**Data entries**
.....
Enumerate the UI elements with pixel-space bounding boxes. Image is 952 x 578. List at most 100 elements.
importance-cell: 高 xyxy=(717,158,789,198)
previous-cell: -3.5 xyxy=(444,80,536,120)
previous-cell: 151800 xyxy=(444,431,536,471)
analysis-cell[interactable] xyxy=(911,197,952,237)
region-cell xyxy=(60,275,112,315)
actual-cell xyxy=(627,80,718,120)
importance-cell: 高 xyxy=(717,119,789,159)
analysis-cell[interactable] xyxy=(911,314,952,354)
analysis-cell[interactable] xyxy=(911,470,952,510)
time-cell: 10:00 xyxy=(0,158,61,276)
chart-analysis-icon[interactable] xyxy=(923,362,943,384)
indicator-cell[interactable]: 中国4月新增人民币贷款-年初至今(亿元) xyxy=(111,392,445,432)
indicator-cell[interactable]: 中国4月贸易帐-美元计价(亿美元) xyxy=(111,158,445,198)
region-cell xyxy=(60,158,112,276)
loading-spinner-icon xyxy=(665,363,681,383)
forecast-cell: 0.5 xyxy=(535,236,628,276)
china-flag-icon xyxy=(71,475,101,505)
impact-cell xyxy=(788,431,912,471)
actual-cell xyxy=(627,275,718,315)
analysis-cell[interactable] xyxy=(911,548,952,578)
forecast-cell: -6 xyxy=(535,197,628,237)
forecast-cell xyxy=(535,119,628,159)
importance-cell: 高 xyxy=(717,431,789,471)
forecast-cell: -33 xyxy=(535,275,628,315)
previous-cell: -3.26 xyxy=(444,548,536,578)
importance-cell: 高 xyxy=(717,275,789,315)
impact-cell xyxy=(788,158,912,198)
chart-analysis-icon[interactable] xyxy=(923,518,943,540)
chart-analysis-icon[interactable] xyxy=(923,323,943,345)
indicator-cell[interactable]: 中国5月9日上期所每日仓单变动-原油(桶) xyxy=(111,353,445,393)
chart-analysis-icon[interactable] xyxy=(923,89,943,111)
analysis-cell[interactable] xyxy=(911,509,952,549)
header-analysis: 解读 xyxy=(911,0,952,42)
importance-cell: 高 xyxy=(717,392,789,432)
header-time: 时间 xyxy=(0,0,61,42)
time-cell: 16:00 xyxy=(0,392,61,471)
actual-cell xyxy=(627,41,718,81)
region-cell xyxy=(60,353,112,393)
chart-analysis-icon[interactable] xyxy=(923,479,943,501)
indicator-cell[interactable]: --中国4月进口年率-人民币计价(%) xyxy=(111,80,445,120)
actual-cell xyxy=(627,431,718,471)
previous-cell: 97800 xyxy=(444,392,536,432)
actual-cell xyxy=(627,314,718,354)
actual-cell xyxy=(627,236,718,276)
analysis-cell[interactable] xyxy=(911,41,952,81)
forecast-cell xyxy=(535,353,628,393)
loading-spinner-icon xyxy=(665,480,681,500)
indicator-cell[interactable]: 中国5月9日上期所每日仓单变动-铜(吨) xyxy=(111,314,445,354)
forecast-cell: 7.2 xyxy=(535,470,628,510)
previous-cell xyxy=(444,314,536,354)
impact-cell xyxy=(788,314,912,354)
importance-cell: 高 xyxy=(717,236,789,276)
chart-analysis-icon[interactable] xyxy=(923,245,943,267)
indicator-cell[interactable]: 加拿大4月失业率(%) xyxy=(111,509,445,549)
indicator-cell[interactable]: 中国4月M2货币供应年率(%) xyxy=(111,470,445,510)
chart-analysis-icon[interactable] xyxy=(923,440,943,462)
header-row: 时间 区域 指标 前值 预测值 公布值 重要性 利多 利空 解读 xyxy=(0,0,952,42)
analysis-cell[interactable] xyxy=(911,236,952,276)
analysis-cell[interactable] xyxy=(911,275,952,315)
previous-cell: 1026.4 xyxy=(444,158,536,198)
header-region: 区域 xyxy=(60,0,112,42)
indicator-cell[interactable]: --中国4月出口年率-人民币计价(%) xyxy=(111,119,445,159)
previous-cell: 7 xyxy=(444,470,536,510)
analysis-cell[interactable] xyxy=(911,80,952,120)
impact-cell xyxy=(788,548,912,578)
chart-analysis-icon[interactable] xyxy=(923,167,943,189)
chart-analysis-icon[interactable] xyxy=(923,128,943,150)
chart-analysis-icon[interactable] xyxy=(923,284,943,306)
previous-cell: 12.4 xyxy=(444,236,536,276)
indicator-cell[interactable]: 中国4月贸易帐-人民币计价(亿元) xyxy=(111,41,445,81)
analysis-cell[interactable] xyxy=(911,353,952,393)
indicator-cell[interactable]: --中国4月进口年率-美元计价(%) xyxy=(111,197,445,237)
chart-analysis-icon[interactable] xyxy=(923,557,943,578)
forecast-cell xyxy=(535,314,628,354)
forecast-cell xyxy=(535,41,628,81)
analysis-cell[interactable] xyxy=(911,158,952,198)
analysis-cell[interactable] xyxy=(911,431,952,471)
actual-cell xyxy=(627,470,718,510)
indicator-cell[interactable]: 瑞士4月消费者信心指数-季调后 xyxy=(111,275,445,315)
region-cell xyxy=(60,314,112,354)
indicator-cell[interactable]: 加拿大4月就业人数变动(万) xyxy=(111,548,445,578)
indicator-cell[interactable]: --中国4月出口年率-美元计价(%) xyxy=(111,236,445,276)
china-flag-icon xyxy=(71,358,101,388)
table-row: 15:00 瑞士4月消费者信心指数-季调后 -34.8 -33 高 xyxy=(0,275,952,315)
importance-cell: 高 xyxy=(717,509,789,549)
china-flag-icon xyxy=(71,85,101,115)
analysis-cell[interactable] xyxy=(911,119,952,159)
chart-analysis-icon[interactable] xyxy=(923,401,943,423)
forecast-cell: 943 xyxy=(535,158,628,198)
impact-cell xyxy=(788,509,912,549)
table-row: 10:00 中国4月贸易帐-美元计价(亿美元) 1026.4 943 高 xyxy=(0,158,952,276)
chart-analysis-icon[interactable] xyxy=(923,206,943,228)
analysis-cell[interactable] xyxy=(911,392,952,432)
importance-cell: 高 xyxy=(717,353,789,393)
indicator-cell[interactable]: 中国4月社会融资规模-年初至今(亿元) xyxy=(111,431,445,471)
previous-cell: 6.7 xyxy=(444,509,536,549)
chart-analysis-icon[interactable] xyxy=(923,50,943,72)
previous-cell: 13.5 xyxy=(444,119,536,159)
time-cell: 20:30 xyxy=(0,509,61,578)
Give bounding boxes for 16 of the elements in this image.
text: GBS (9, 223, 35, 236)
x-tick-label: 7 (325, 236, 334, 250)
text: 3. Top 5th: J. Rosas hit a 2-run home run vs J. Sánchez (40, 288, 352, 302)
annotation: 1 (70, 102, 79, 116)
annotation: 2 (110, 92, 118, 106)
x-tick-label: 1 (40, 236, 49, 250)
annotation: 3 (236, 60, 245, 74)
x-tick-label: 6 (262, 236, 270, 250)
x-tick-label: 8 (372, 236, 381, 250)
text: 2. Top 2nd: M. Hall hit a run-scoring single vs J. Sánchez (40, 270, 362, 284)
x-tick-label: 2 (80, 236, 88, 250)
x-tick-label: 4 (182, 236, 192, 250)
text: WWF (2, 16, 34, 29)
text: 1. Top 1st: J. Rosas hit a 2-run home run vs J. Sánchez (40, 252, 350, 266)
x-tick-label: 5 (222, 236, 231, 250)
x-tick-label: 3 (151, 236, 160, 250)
.....
**The request**
Extract every line from the rows above and reproduce each one character for character, without changing anything.

**Complete output**
Enumerate the UI elements with pixel-space bounding boxes. Image is 952 x 578. List at most 100 elements.
importance-cell: 高 xyxy=(717,158,789,198)
previous-cell: -3.5 xyxy=(444,80,536,120)
previous-cell: 151800 xyxy=(444,431,536,471)
analysis-cell[interactable] xyxy=(911,197,952,237)
region-cell xyxy=(60,275,112,315)
actual-cell xyxy=(627,80,718,120)
importance-cell: 高 xyxy=(717,119,789,159)
analysis-cell[interactable] xyxy=(911,314,952,354)
analysis-cell[interactable] xyxy=(911,470,952,510)
time-cell: 10:00 xyxy=(0,158,61,276)
chart-analysis-icon[interactable] xyxy=(923,362,943,384)
indicator-cell[interactable]: 中国4月新增人民币贷款-年初至今(亿元) xyxy=(111,392,445,432)
indicator-cell[interactable]: 中国4月贸易帐-美元计价(亿美元) xyxy=(111,158,445,198)
region-cell xyxy=(60,158,112,276)
loading-spinner-icon xyxy=(665,363,681,383)
forecast-cell: 0.5 xyxy=(535,236,628,276)
china-flag-icon xyxy=(71,475,101,505)
impact-cell xyxy=(788,431,912,471)
actual-cell xyxy=(627,275,718,315)
analysis-cell[interactable] xyxy=(911,548,952,578)
forecast-cell: -6 xyxy=(535,197,628,237)
forecast-cell xyxy=(535,119,628,159)
importance-cell: 高 xyxy=(717,431,789,471)
forecast-cell: -33 xyxy=(535,275,628,315)
previous-cell: -3.26 xyxy=(444,548,536,578)
importance-cell: 高 xyxy=(717,275,789,315)
impact-cell xyxy=(788,158,912,198)
chart-analysis-icon[interactable] xyxy=(923,518,943,540)
chart-analysis-icon[interactable] xyxy=(923,323,943,345)
indicator-cell[interactable]: 中国5月9日上期所每日仓单变动-原油(桶) xyxy=(111,353,445,393)
chart-analysis-icon[interactable] xyxy=(923,89,943,111)
analysis-cell[interactable] xyxy=(911,509,952,549)
header-analysis: 解读 xyxy=(911,0,952,42)
importance-cell: 高 xyxy=(717,392,789,432)
header-time: 时间 xyxy=(0,0,61,42)
time-cell: 16:00 xyxy=(0,392,61,471)
actual-cell xyxy=(627,41,718,81)
region-cell xyxy=(60,353,112,393)
chart-analysis-icon[interactable] xyxy=(923,479,943,501)
indicator-cell[interactable]: --中国4月进口年率-人民币计价(%) xyxy=(111,80,445,120)
actual-cell xyxy=(627,431,718,471)
previous-cell: 97800 xyxy=(444,392,536,432)
actual-cell xyxy=(627,314,718,354)
actual-cell xyxy=(627,236,718,276)
analysis-cell[interactable] xyxy=(911,41,952,81)
forecast-cell xyxy=(535,353,628,393)
loading-spinner-icon xyxy=(665,480,681,500)
indicator-cell[interactable]: 中国5月9日上期所每日仓单变动-铜(吨) xyxy=(111,314,445,354)
forecast-cell: 7.2 xyxy=(535,470,628,510)
previous-cell xyxy=(444,314,536,354)
impact-cell xyxy=(788,314,912,354)
importance-cell: 高 xyxy=(717,236,789,276)
chart-analysis-icon[interactable] xyxy=(923,245,943,267)
indicator-cell[interactable]: 加拿大4月失业率(%) xyxy=(111,509,445,549)
indicator-cell[interactable]: 中国4月M2货币供应年率(%) xyxy=(111,470,445,510)
chart-analysis-icon[interactable] xyxy=(923,440,943,462)
header-row: 时间 区域 指标 前值 预测值 公布值 重要性 利多 利空 解读 xyxy=(0,0,952,42)
analysis-cell[interactable] xyxy=(911,236,952,276)
analysis-cell[interactable] xyxy=(911,275,952,315)
previous-cell: 1026.4 xyxy=(444,158,536,198)
header-region: 区域 xyxy=(60,0,112,42)
indicator-cell[interactable]: --中国4月出口年率-人民币计价(%) xyxy=(111,119,445,159)
previous-cell: 7 xyxy=(444,470,536,510)
analysis-cell[interactable] xyxy=(911,80,952,120)
impact-cell xyxy=(788,548,912,578)
chart-analysis-icon[interactable] xyxy=(923,167,943,189)
chart-analysis-icon[interactable] xyxy=(923,128,943,150)
chart-analysis-icon[interactable] xyxy=(923,284,943,306)
previous-cell: 12.4 xyxy=(444,236,536,276)
indicator-cell[interactable]: 中国4月贸易帐-人民币计价(亿元) xyxy=(111,41,445,81)
analysis-cell[interactable] xyxy=(911,353,952,393)
indicator-cell[interactable]: --中国4月进口年率-美元计价(%) xyxy=(111,197,445,237)
chart-analysis-icon[interactable] xyxy=(923,557,943,578)
forecast-cell xyxy=(535,314,628,354)
forecast-cell xyxy=(535,41,628,81)
analysis-cell[interactable] xyxy=(911,158,952,198)
analysis-cell[interactable] xyxy=(911,431,952,471)
actual-cell xyxy=(627,470,718,510)
indicator-cell[interactable]: 瑞士4月消费者信心指数-季调后 xyxy=(111,275,445,315)
region-cell xyxy=(60,314,112,354)
indicator-cell[interactable]: 加拿大4月就业人数变动(万) xyxy=(111,548,445,578)
indicator-cell[interactable]: --中国4月出口年率-美元计价(%) xyxy=(111,236,445,276)
china-flag-icon xyxy=(71,358,101,388)
table-row: 15:00 瑞士4月消费者信心指数-季调后 -34.8 -33 高 xyxy=(0,275,952,315)
importance-cell: 高 xyxy=(717,509,789,549)
china-flag-icon xyxy=(71,85,101,115)
analysis-cell[interactable] xyxy=(911,119,952,159)
chart-analysis-icon[interactable] xyxy=(923,401,943,423)
forecast-cell: 943 xyxy=(535,158,628,198)
impact-cell xyxy=(788,509,912,549)
table-row: 10:00 中国4月贸易帐-美元计价(亿美元) 1026.4 943 高 xyxy=(0,158,952,276)
chart-analysis-icon[interactable] xyxy=(923,206,943,228)
analysis-cell[interactable] xyxy=(911,392,952,432)
importance-cell: 高 xyxy=(717,353,789,393)
indicator-cell[interactable]: 中国4月社会融资规模-年初至今(亿元) xyxy=(111,431,445,471)
previous-cell: 6.7 xyxy=(444,509,536,549)
chart-analysis-icon[interactable] xyxy=(923,50,943,72)
previous-cell: 13.5 xyxy=(444,119,536,159)
time-cell: 20:30 xyxy=(0,509,61,578)
Give bounding boxes for 16 of the elements in this image.
text: GBS (9, 223, 35, 236)
x-tick-label: 7 (325, 236, 334, 250)
text: 3. Top 5th: J. Rosas hit a 2-run home run vs J. Sánchez (40, 288, 352, 302)
annotation: 1 (70, 102, 79, 116)
annotation: 2 (110, 92, 118, 106)
x-tick-label: 1 (40, 236, 49, 250)
annotation: 3 (236, 60, 245, 74)
x-tick-label: 6 (262, 236, 270, 250)
x-tick-label: 8 (372, 236, 381, 250)
text: 2. Top 2nd: M. Hall hit a run-scoring single vs J. Sánchez (40, 270, 362, 284)
x-tick-label: 2 (80, 236, 88, 250)
x-tick-label: 4 (182, 236, 192, 250)
text: WWF (2, 16, 34, 29)
text: 1. Top 1st: J. Rosas hit a 2-run home run vs J. Sánchez (40, 252, 350, 266)
x-tick-label: 5 (222, 236, 231, 250)
x-tick-label: 3 (151, 236, 160, 250)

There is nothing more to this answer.